* **Problem to solve**
Pull every line that holds the word "ジカドリ" from the entries.

Dataset items:

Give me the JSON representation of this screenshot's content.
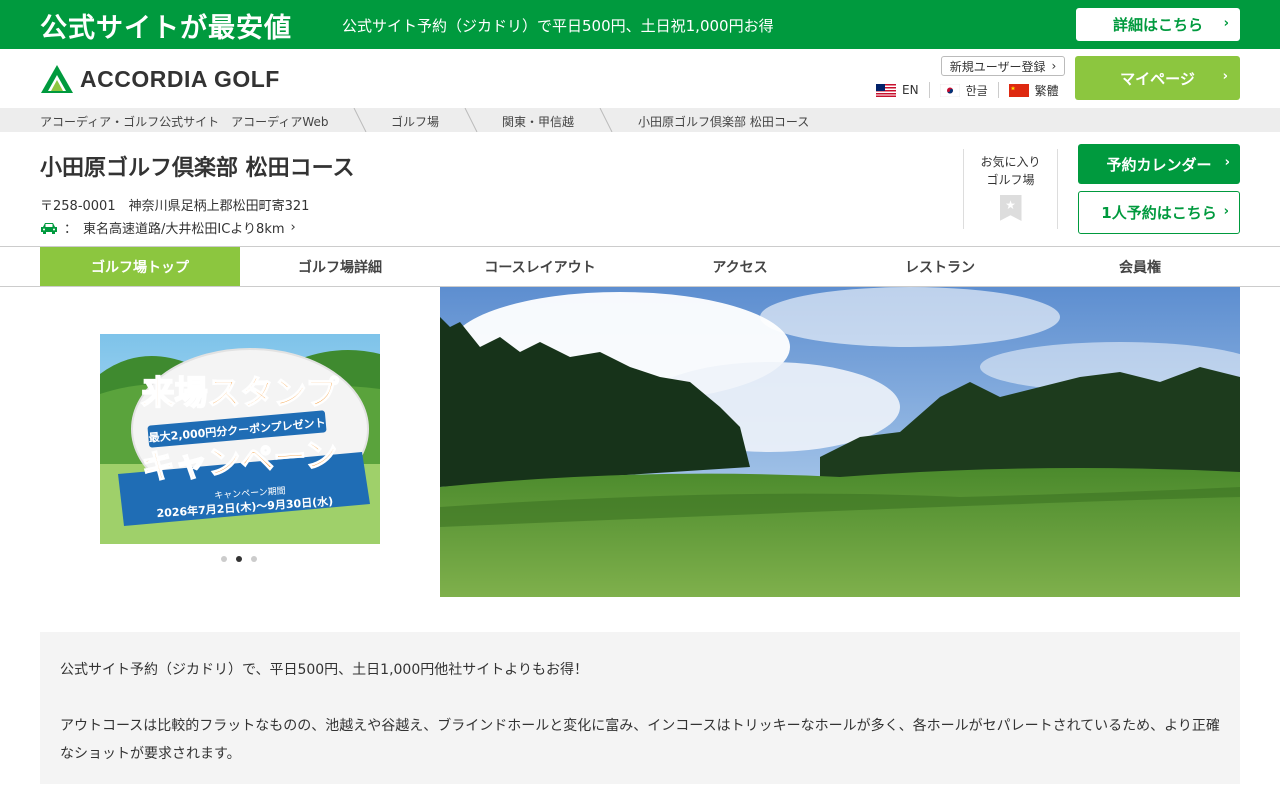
{
  "promo": {
    "title": "公式サイトが最安値",
    "text": "公式サイト予約（ジカドリ）で平日500円、土日祝1,000円お得",
    "button": "詳細はこちら"
  },
  "header": {
    "logo_text": "ACCORDIA GOLF",
    "register": "新規ユーザー登録",
    "languages": [
      "EN",
      "한글",
      "繁體"
    ],
    "mypage": "マイページ"
  },
  "breadcrumb": [
    "アコーディア・ゴルフ公式サイト　アコーディアWeb",
    "ゴルフ場",
    "関東・甲信越",
    "小田原ゴルフ倶楽部 松田コース"
  ],
  "course": {
    "name": "小田原ゴルフ倶楽部 松田コース",
    "address": "〒258-0001　神奈川県足柄上郡松田町寄321",
    "access_sep": "：",
    "access": "東名高速道路/大井松田ICより8km"
  },
  "favorite": {
    "line1": "お気に入り",
    "line2": "ゴルフ場"
  },
  "buttons": {
    "calendar": "予約カレンダー",
    "single": "1人予約はこちら"
  },
  "tabs": [
    "ゴルフ場トップ",
    "ゴルフ場詳細",
    "コースレイアウト",
    "アクセス",
    "レストラン",
    "会員権"
  ],
  "banner": {
    "title1": "来場スタンプ",
    "sub": "最大2,000円分クーポンプレゼント",
    "title2": "キャンペーン",
    "period_label": "キャンペーン期間",
    "period": "2026年7月2日(木)～9月30日(水)"
  },
  "carousel": {
    "count": 3,
    "active": 1
  },
  "description": [
    "公式サイト予約（ジカドリ）で、平日500円、土日1,000円他社サイトよりもお得！",
    "アウトコースは比較的フラットなものの、池越えや谷越え、ブラインドホールと変化に富み、インコースはトリッキーなホールが多く、各ホールがセパレートされているため、より正確なショットが要求されます。"
  ],
  "colors": {
    "brand_green": "#009a3e",
    "light_green": "#8cc63f"
  }
}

* **Written answer**
    "text": "公式サイト予約（ジカドリ）で平日500円、土日祝1,000円お得",
    "公式サイト予約（ジカドリ）で、平日500円、土日1,000円他社サイトよりもお得！",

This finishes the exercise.